→ **EXERCISE AIM**: Find the lines with "JSON" in them and copy them out.

----------

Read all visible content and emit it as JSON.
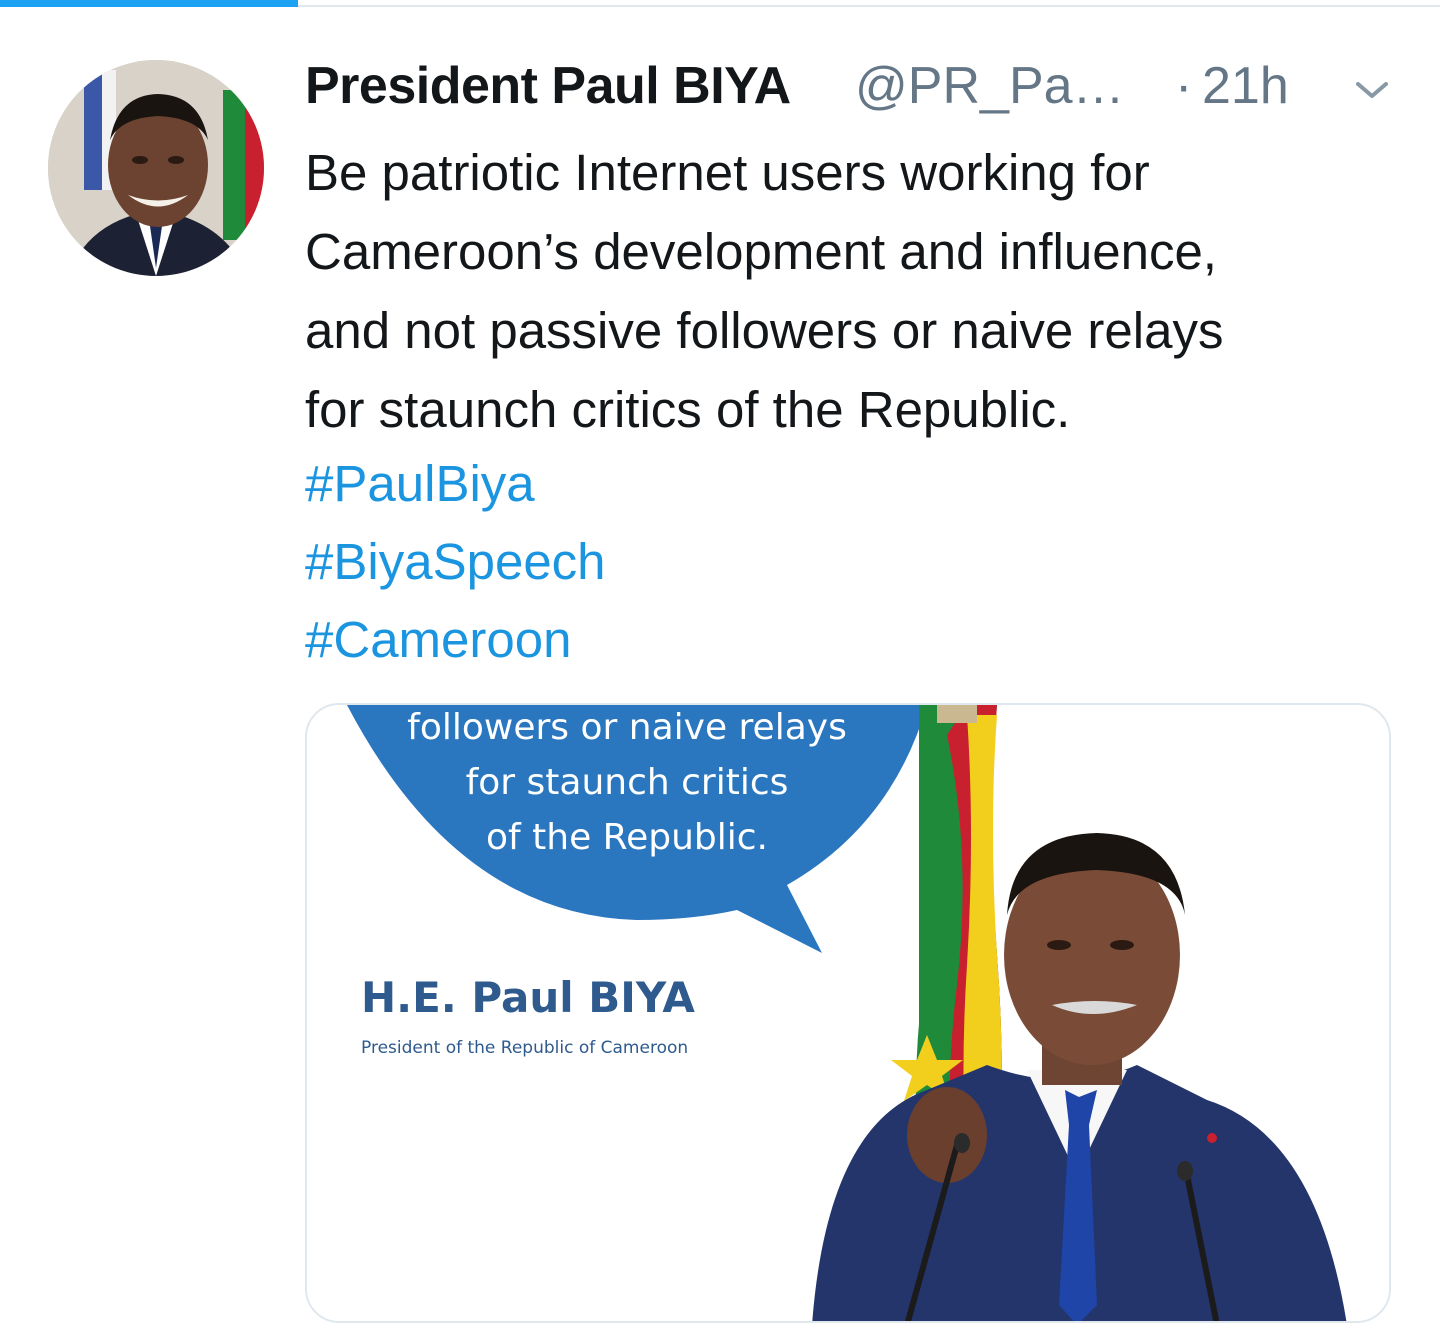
{
  "progress": {
    "fraction": 0.207,
    "color": "#1da1f2"
  },
  "tweet": {
    "display_name": "President Paul BIYA",
    "handle": "@PR_Pa…",
    "separator": "·",
    "timestamp": "21h",
    "menu_icon": "chevron-down-icon",
    "text_lines": [
      "Be patriotic Internet users working for",
      "Cameroon’s development and influence,",
      "and not passive followers or naive relays",
      "for staunch critics of the Republic."
    ],
    "hashtags": [
      "#PaulBiya",
      "#BiyaSpeech",
      "#Cameroon"
    ]
  },
  "media": {
    "bubble_lines": [
      "followers or naive relays",
      "for staunch critics",
      "of the Republic."
    ],
    "caption_name": "H.E. Paul BIYA",
    "caption_title": "President of the Republic of Cameroon"
  },
  "colors": {
    "name_text": "#14171a",
    "secondary_text": "#657786",
    "hashtag": "#1b95e0",
    "bubble_blue": "#2a77c0",
    "caption_blue": "#2e5a8e",
    "flag_green": "#1f8a3a",
    "flag_red": "#c8202f",
    "flag_yellow": "#f3cf1d",
    "suit_blue": "#24356b"
  }
}
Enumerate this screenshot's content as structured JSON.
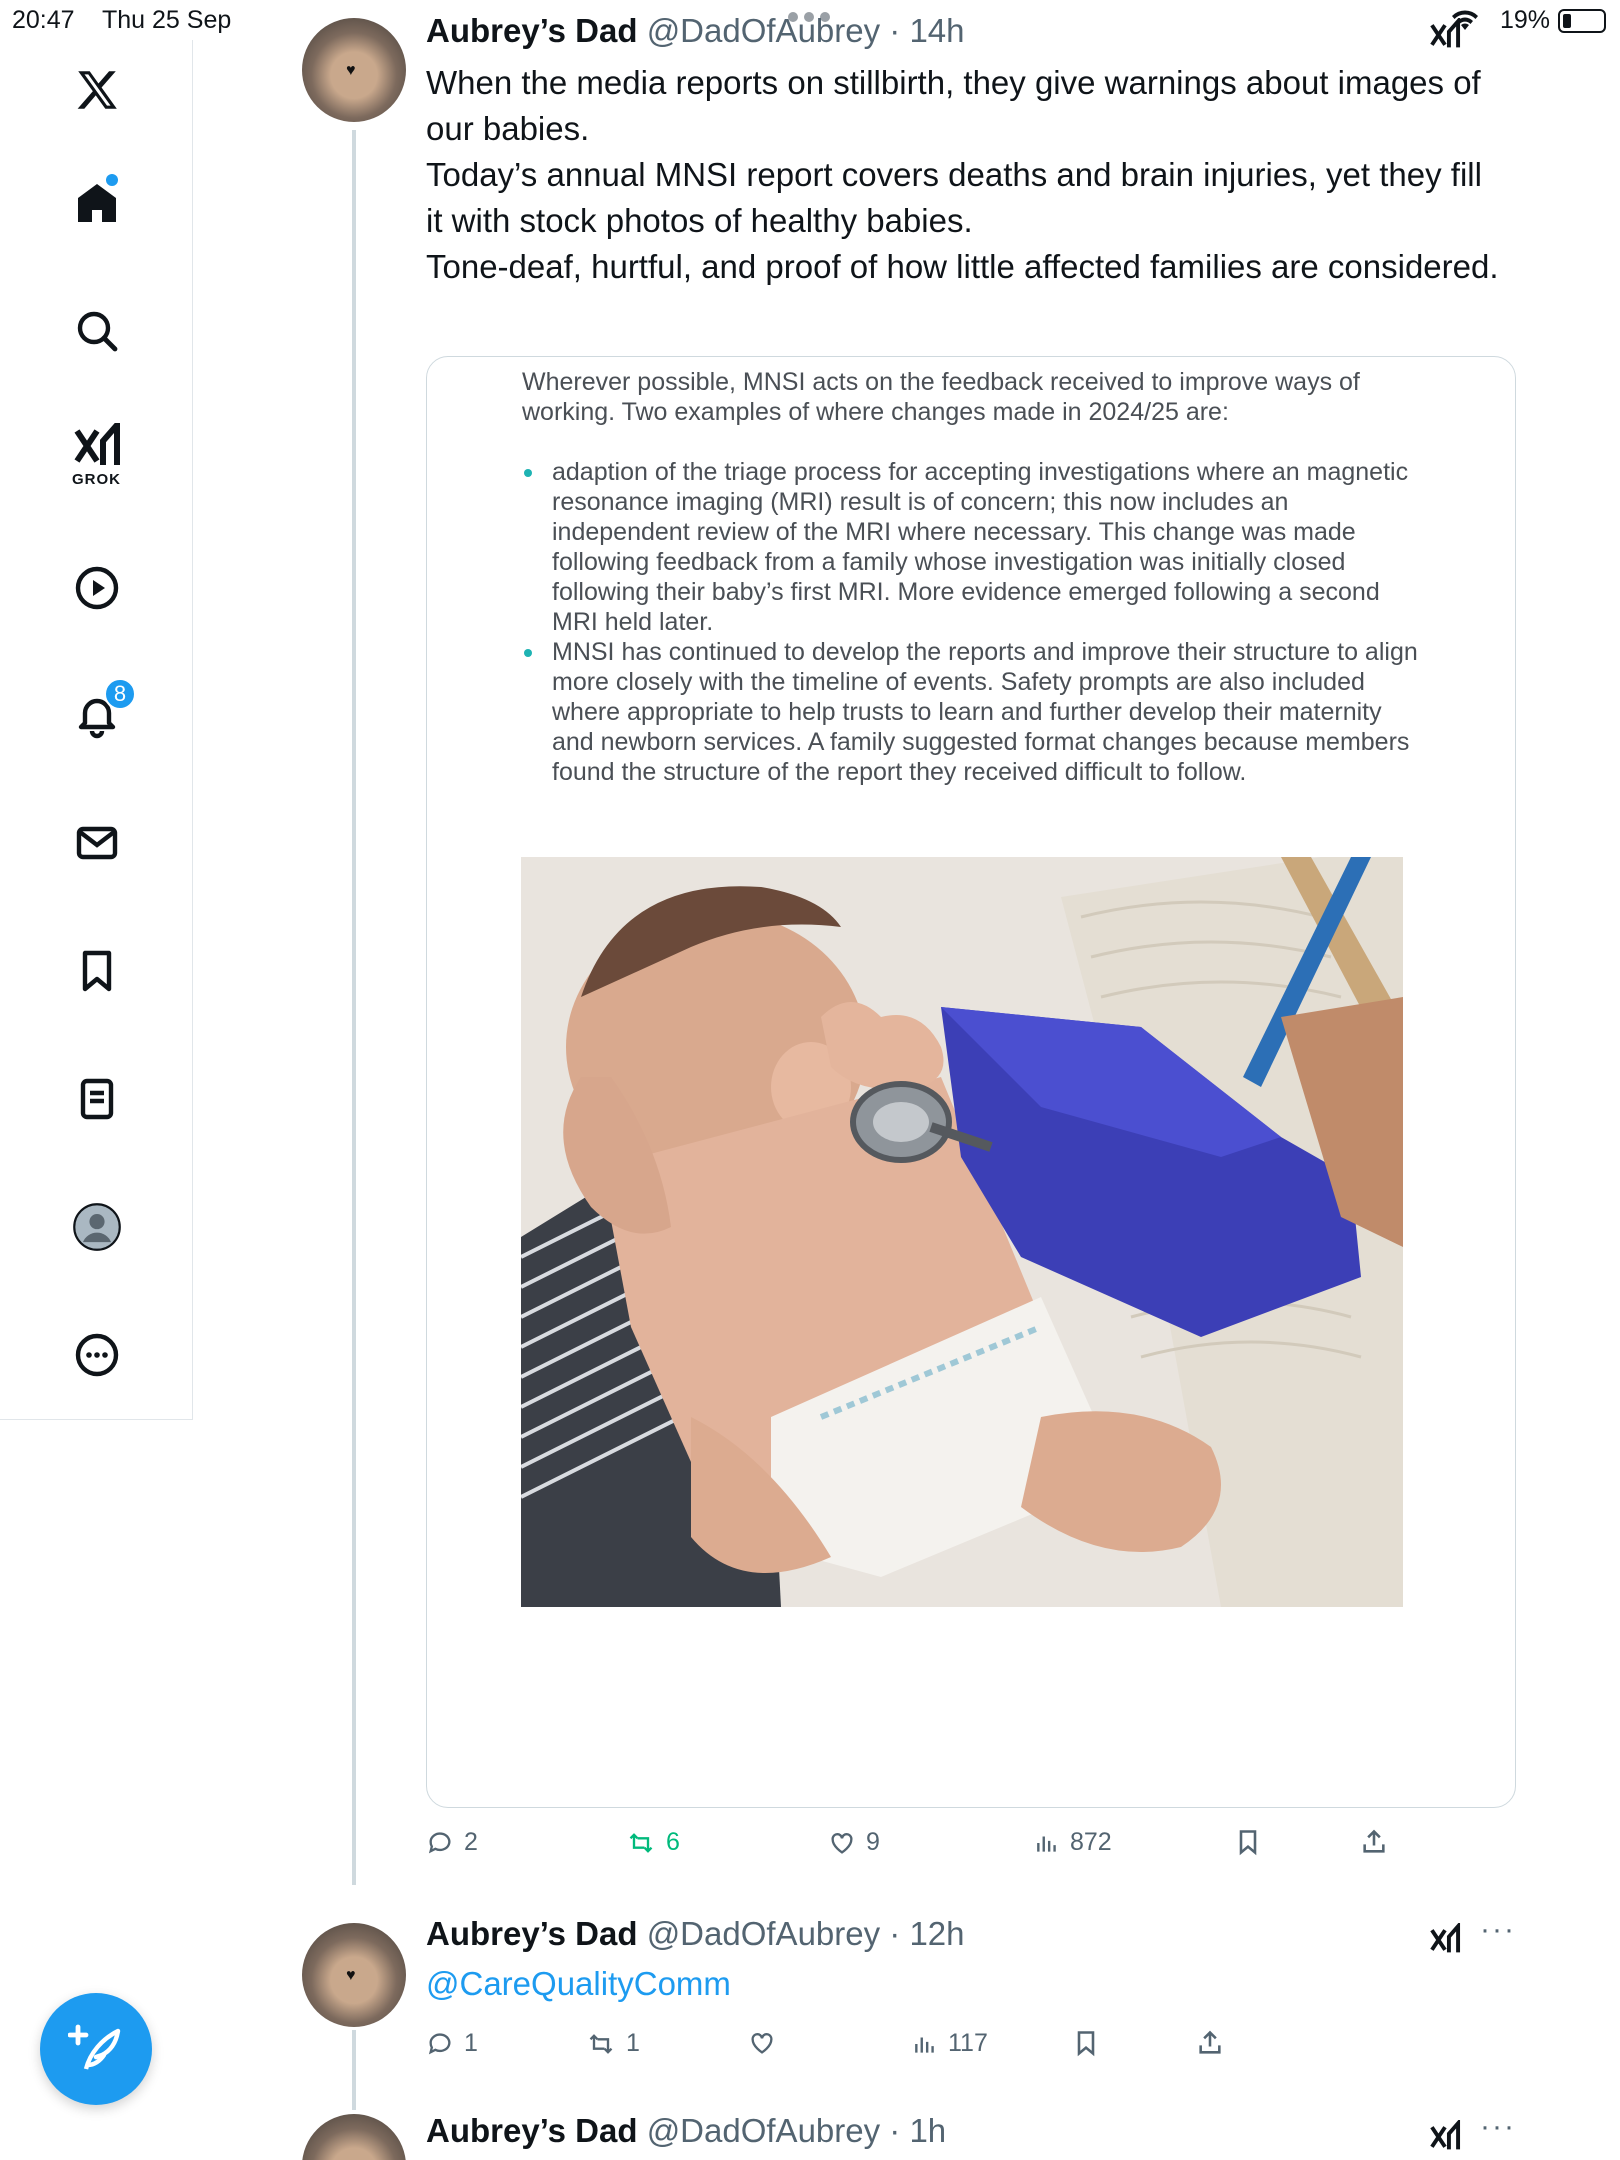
{
  "status_bar": {
    "time": "20:47",
    "date": "Thu 25 Sep",
    "battery": "19%"
  },
  "sidebar": {
    "grok_label": "GROK",
    "notifications_count": "8"
  },
  "tweets": [
    {
      "name": "Aubrey’s Dad",
      "handle": "@DadOfAubrey",
      "time": "· 14h",
      "text": [
        "When the media reports on stillbirth, they give warnings about images of our babies.",
        "Today’s annual MNSI report covers deaths and brain injuries, yet they fill it with stock photos of healthy babies.",
        "Tone-deaf, hurtful, and proof of how little affected families are considered."
      ],
      "document": {
        "intro": "Wherever possible, MNSI acts on the feedback received to improve ways of working. Two examples of where changes made in 2024/25 are:",
        "bullets": [
          "adaption of the triage process for accepting investigations where an magnetic resonance imaging (MRI) result is of concern; this now includes an independent review of the MRI where necessary. This change was made following feedback from a family whose investigation was initially closed following their baby’s first MRI. More evidence emerged following a second MRI held later.",
          "MNSI has continued to develop the reports and improve their structure to align more closely with the timeline of events. Safety prompts are also included where appropriate to help trusts to learn and further develop their maternity and newborn services. A family suggested format changes because members found the structure of the report they received difficult to follow."
        ]
      },
      "stats": {
        "replies": "2",
        "reposts": "6",
        "likes": "9",
        "views": "872"
      }
    },
    {
      "name": "Aubrey’s Dad",
      "handle": "@DadOfAubrey",
      "time": "· 12h",
      "mention": "@CareQualityComm",
      "stats": {
        "replies": "1",
        "reposts": "1",
        "likes": "",
        "views": "117"
      }
    },
    {
      "name": "Aubrey’s Dad",
      "handle": "@DadOfAubrey",
      "time": "· 1h"
    }
  ],
  "colors": {
    "accent": "#1d9bf0",
    "repost_green": "#00ba7c",
    "muted": "#536471"
  }
}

----------

→ **THE RESULT**:
Read all visible content and emit it as JSON.
Enumerate this screenshot's content as structured JSON.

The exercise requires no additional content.